> Aim of the exercise
Reproduce the listing exactly, with no pictures in your copy.
──────
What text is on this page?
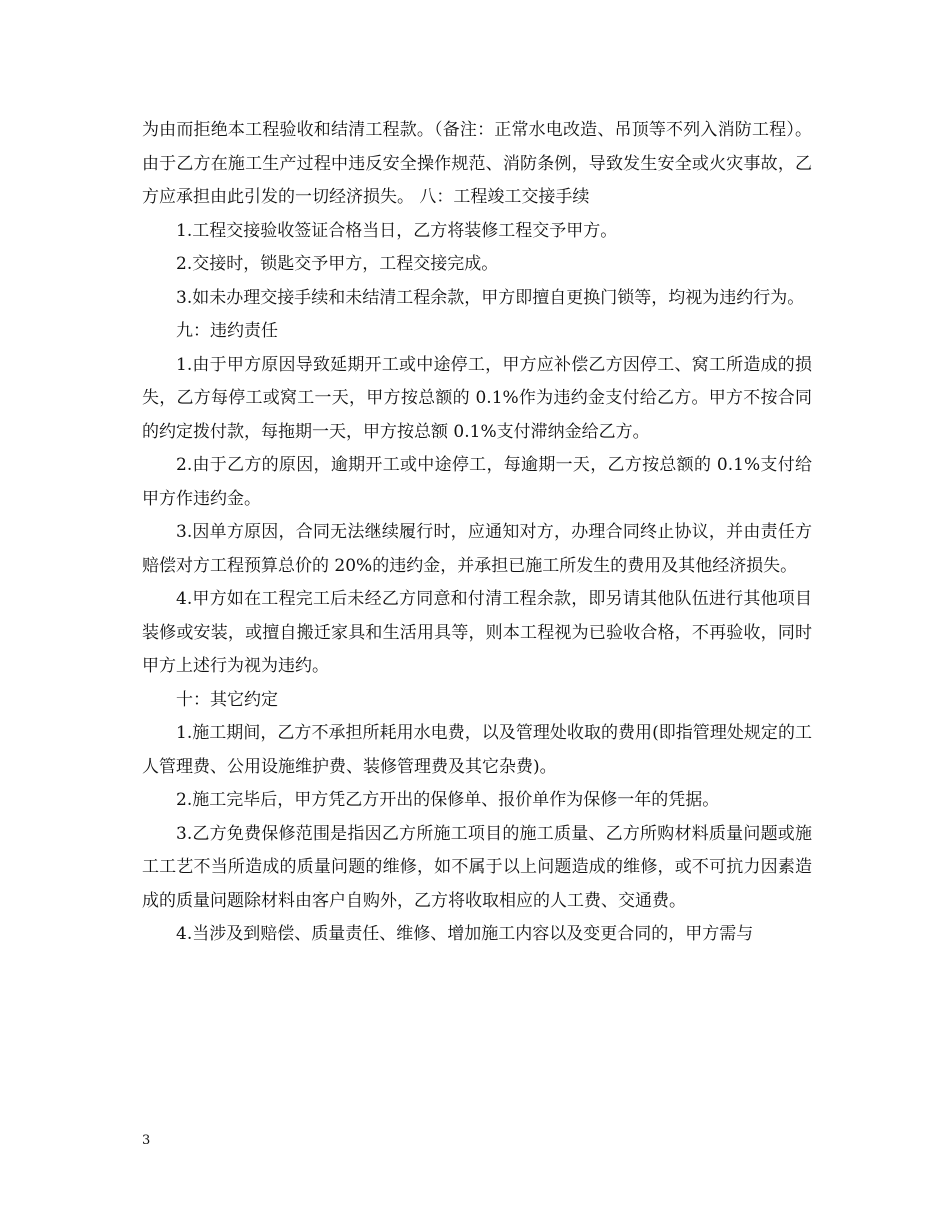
为由而拒绝本工程验收和结清工程款。（备注：正常水电改造、吊顶等不列入消防工程）。由于乙方在施工生产过程中违反安全操作规范、消防条例，导致发生安全或火灾事故，乙方应承担由此引发的一切经济损失。 八：工程竣工交接手续

1.工程交接验收签证合格当日，乙方将装修工程交予甲方。

2.交接时，锁匙交予甲方，工程交接完成。

3.如未办理交接手续和未结清工程余款，甲方即擅自更换门锁等，均视为违约行为。

九：违约责任

1.由于甲方原因导致延期开工或中途停工，甲方应补偿乙方因停工、窝工所造成的损失，乙方每停工或窝工一天，甲方按总额的 0.1%作为违约金支付给乙方。甲方不按合同的约定拨付款，每拖期一天，甲方按总额 0.1%支付滞纳金给乙方。

2.由于乙方的原因，逾期开工或中途停工，每逾期一天，乙方按总额的 0.1%支付给甲方作违约金。

3.因单方原因，合同无法继续履行时，应通知对方，办理合同终止协议，并由责任方赔偿对方工程预算总价的 20%的违约金，并承担已施工所发生的费用及其他经济损失。

4.甲方如在工程完工后未经乙方同意和付清工程余款，即另请其他队伍进行其他项目装修或安装，或擅自搬迁家具和生活用具等，则本工程视为已验收合格，不再验收，同时甲方上述行为视为违约。

十：其它约定

1.施工期间，乙方不承担所耗用水电费，以及管理处收取的费用(即指管理处规定的工人管理费、公用设施维护费、装修管理费及其它杂费)。

2.施工完毕后，甲方凭乙方开出的保修单、报价单作为保修一年的凭据。

3.乙方免费保修范围是指因乙方所施工项目的施工质量、乙方所购材料质量问题或施工工艺不当所造成的质量问题的维修，如不属于以上问题造成的维修，或不可抗力因素造成的质量问题除材料由客户自购外，乙方将收取相应的人工费、交通费。

4.当涉及到赔偿、质量责任、维修、增加施工内容以及变更合同的，甲方需与

3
──────
> Output of the exercise
What text is on this page?
为由而拒绝本工程验收和结清工程款。（备注：正常水电改造、吊顶等不列入消防工程）。由于乙方在施工生产过程中违反安全操作规范、消防条例，导致发生安全或火灾事故，乙方应承担由此引发的一切经济损失。 八：工程竣工交接手续

1.工程交接验收签证合格当日，乙方将装修工程交予甲方。

2.交接时，锁匙交予甲方，工程交接完成。

3.如未办理交接手续和未结清工程余款，甲方即擅自更换门锁等，均视为违约行为。

九：违约责任

1.由于甲方原因导致延期开工或中途停工，甲方应补偿乙方因停工、窝工所造成的损失，乙方每停工或窝工一天，甲方按总额的 0.1%作为违约金支付给乙方。甲方不按合同的约定拨付款，每拖期一天，甲方按总额 0.1%支付滞纳金给乙方。

2.由于乙方的原因，逾期开工或中途停工，每逾期一天，乙方按总额的 0.1%支付给甲方作违约金。

3.因单方原因，合同无法继续履行时，应通知对方，办理合同终止协议，并由责任方赔偿对方工程预算总价的 20%的违约金，并承担已施工所发生的费用及其他经济损失。

4.甲方如在工程完工后未经乙方同意和付清工程余款，即另请其他队伍进行其他项目装修或安装，或擅自搬迁家具和生活用具等，则本工程视为已验收合格，不再验收，同时甲方上述行为视为违约。

十：其它约定

1.施工期间，乙方不承担所耗用水电费，以及管理处收取的费用(即指管理处规定的工人管理费、公用设施维护费、装修管理费及其它杂费)。

2.施工完毕后，甲方凭乙方开出的保修单、报价单作为保修一年的凭据。

3.乙方免费保修范围是指因乙方所施工项目的施工质量、乙方所购材料质量问题或施工工艺不当所造成的质量问题的维修，如不属于以上问题造成的维修，或不可抗力因素造成的质量问题除材料由客户自购外，乙方将收取相应的人工费、交通费。

4.当涉及到赔偿、质量责任、维修、增加施工内容以及变更合同的，甲方需与

3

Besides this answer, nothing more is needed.